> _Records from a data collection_
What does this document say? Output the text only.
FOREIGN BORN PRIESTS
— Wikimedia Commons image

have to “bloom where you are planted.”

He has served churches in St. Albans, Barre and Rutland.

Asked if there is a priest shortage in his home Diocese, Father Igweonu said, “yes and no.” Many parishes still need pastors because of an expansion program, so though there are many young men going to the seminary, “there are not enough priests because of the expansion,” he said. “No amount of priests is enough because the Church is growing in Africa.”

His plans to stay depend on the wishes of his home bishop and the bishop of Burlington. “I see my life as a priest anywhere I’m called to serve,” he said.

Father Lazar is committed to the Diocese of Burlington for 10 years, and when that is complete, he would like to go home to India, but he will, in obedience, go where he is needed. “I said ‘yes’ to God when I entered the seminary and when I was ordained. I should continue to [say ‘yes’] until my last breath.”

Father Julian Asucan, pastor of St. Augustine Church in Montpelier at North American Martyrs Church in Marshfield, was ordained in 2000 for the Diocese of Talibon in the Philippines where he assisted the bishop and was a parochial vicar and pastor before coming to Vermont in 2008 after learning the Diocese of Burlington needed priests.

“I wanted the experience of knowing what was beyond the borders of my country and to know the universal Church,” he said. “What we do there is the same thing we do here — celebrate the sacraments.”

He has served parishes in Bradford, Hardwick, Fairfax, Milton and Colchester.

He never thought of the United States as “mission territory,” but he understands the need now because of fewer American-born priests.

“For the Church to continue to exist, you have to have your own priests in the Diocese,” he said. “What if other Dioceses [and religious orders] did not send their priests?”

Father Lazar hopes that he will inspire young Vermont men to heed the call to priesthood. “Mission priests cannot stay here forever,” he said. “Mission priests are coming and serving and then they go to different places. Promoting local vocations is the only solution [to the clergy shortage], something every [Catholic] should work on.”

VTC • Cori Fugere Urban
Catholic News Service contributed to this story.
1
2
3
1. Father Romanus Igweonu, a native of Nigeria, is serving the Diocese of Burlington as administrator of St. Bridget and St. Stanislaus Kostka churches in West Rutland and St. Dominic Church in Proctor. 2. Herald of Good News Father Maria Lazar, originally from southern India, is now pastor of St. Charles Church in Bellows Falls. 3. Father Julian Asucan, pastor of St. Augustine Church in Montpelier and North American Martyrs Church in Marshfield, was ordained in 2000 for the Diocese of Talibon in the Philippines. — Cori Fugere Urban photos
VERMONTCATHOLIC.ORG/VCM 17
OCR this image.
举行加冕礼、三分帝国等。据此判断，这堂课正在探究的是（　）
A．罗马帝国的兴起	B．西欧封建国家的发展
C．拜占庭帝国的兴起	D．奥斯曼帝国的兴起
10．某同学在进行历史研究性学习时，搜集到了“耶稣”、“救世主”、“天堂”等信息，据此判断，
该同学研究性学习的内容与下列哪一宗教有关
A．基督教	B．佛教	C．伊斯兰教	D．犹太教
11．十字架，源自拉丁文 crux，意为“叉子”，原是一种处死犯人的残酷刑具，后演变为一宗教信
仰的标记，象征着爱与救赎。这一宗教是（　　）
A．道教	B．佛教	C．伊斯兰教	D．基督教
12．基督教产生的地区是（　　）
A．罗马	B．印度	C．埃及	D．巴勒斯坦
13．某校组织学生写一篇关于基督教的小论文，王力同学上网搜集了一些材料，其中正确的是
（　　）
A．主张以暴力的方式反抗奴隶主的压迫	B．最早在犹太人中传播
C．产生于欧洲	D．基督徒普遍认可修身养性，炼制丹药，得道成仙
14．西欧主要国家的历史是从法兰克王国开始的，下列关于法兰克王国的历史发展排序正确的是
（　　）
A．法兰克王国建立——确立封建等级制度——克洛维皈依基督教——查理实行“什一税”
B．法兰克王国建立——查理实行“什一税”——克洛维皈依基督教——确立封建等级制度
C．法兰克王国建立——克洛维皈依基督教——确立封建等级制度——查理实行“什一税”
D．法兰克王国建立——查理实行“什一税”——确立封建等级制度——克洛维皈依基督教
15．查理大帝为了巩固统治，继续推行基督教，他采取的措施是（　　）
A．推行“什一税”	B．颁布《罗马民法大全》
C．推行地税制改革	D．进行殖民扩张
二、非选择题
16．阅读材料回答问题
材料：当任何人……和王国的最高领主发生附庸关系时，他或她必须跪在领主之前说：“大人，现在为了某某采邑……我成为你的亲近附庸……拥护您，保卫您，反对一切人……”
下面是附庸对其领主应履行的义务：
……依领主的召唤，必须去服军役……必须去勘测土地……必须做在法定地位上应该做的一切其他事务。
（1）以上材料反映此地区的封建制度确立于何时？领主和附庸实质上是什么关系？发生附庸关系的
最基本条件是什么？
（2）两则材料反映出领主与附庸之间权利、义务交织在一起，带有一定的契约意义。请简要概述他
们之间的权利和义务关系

> _WRITTEN INSTRUCTION_
All lines in the data that contain the word "because" should be copied.

> _RESULT_
Asked if there is a priest shortage in his home Diocese, Father Igweonu said, “yes and no.” Many parishes still need pastors because of an expansion program, so though there are many young men going to the seminary, “there are not enough priests because of the expansion,” he said. “No amount of priests is enough because the Church is growing in Africa.”
He never thought of the United States as “mission territory,” but he understands the need now because of fewer American-born priests.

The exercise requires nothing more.